Data listing:
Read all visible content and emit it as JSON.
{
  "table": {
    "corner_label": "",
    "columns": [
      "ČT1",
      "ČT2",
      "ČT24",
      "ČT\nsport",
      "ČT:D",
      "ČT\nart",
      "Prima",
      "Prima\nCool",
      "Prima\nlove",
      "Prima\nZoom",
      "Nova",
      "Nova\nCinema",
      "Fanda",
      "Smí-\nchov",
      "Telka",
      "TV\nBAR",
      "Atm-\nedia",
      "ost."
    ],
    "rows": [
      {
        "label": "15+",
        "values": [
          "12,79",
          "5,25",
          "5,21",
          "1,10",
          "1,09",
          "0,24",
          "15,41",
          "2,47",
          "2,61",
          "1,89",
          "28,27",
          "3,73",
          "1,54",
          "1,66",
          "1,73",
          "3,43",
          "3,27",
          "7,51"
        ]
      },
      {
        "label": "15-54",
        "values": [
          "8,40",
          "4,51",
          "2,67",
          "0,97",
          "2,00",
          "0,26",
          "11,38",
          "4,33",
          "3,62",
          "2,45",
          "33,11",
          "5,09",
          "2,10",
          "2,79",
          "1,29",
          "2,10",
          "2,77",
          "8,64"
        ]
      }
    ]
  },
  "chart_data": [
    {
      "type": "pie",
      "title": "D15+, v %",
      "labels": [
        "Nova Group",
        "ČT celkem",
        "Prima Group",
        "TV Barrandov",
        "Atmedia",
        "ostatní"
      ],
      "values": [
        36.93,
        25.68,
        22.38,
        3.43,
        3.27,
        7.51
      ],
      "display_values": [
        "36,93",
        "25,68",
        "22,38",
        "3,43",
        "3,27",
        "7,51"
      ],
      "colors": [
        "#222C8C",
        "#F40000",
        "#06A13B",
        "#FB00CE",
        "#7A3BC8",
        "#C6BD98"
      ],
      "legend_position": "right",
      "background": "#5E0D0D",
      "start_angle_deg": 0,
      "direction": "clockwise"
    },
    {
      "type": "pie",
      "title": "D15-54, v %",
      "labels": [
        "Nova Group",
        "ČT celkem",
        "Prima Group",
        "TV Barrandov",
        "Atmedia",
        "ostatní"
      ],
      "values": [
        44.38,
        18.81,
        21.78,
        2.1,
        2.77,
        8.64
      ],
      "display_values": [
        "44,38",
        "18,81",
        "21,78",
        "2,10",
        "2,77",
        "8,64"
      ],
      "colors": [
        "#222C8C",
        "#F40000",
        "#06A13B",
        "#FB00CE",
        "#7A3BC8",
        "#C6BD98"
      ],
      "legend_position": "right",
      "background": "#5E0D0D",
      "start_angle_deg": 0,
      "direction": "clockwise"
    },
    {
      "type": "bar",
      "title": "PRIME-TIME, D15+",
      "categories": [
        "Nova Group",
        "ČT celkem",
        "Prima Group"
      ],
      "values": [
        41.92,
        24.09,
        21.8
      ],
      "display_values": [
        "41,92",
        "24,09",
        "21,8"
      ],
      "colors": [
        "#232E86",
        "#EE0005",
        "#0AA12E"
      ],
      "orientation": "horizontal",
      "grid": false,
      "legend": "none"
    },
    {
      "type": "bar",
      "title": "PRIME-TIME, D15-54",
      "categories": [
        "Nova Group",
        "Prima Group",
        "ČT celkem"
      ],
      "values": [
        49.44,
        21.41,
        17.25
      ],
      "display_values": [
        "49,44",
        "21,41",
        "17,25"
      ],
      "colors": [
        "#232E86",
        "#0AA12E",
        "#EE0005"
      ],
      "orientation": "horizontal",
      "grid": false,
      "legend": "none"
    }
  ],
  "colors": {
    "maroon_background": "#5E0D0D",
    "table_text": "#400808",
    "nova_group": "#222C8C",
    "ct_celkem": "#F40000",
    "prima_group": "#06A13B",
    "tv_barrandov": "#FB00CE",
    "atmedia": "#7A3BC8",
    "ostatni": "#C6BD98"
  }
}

Prompt: Produce a verbatim transcription of the entries above.

The output:
Read all visible content and emit it as JSON.
{
  "table": {
    "corner_label": "",
    "columns": [
      "ČT1",
      "ČT2",
      "ČT24",
      "ČT\nsport",
      "ČT:D",
      "ČT\nart",
      "Prima",
      "Prima\nCool",
      "Prima\nlove",
      "Prima\nZoom",
      "Nova",
      "Nova\nCinema",
      "Fanda",
      "Smí-\nchov",
      "Telka",
      "TV\nBAR",
      "Atm-\nedia",
      "ost."
    ],
    "rows": [
      {
        "label": "15+",
        "values": [
          "12,79",
          "5,25",
          "5,21",
          "1,10",
          "1,09",
          "0,24",
          "15,41",
          "2,47",
          "2,61",
          "1,89",
          "28,27",
          "3,73",
          "1,54",
          "1,66",
          "1,73",
          "3,43",
          "3,27",
          "7,51"
        ]
      },
      {
        "label": "15-54",
        "values": [
          "8,40",
          "4,51",
          "2,67",
          "0,97",
          "2,00",
          "0,26",
          "11,38",
          "4,33",
          "3,62",
          "2,45",
          "33,11",
          "5,09",
          "2,10",
          "2,79",
          "1,29",
          "2,10",
          "2,77",
          "8,64"
        ]
      }
    ]
  },
  "chart_data": [
    {
      "type": "pie",
      "title": "D15+, v %",
      "labels": [
        "Nova Group",
        "ČT celkem",
        "Prima Group",
        "TV Barrandov",
        "Atmedia",
        "ostatní"
      ],
      "values": [
        36.93,
        25.68,
        22.38,
        3.43,
        3.27,
        7.51
      ],
      "display_values": [
        "36,93",
        "25,68",
        "22,38",
        "3,43",
        "3,27",
        "7,51"
      ],
      "colors": [
        "#222C8C",
        "#F40000",
        "#06A13B",
        "#FB00CE",
        "#7A3BC8",
        "#C6BD98"
      ],
      "legend_position": "right",
      "background": "#5E0D0D",
      "start_angle_deg": 0,
      "direction": "clockwise"
    },
    {
      "type": "pie",
      "title": "D15-54, v %",
      "labels": [
        "Nova Group",
        "ČT celkem",
        "Prima Group",
        "TV Barrandov",
        "Atmedia",
        "ostatní"
      ],
      "values": [
        44.38,
        18.81,
        21.78,
        2.1,
        2.77,
        8.64
      ],
      "display_values": [
        "44,38",
        "18,81",
        "21,78",
        "2,10",
        "2,77",
        "8,64"
      ],
      "colors": [
        "#222C8C",
        "#F40000",
        "#06A13B",
        "#FB00CE",
        "#7A3BC8",
        "#C6BD98"
      ],
      "legend_position": "right",
      "background": "#5E0D0D",
      "start_angle_deg": 0,
      "direction": "clockwise"
    },
    {
      "type": "bar",
      "title": "PRIME-TIME, D15+",
      "categories": [
        "Nova Group",
        "ČT celkem",
        "Prima Group"
      ],
      "values": [
        41.92,
        24.09,
        21.8
      ],
      "display_values": [
        "41,92",
        "24,09",
        "21,8"
      ],
      "colors": [
        "#232E86",
        "#EE0005",
        "#0AA12E"
      ],
      "orientation": "horizontal",
      "grid": false,
      "legend": "none"
    },
    {
      "type": "bar",
      "title": "PRIME-TIME, D15-54",
      "categories": [
        "Nova Group",
        "Prima Group",
        "ČT celkem"
      ],
      "values": [
        49.44,
        21.41,
        17.25
      ],
      "display_values": [
        "49,44",
        "21,41",
        "17,25"
      ],
      "colors": [
        "#232E86",
        "#0AA12E",
        "#EE0005"
      ],
      "orientation": "horizontal",
      "grid": false,
      "legend": "none"
    }
  ],
  "colors": {
    "maroon_background": "#5E0D0D",
    "table_text": "#400808",
    "nova_group": "#222C8C",
    "ct_celkem": "#F40000",
    "prima_group": "#06A13B",
    "tv_barrandov": "#FB00CE",
    "atmedia": "#7A3BC8",
    "ostatni": "#C6BD98"
  }
}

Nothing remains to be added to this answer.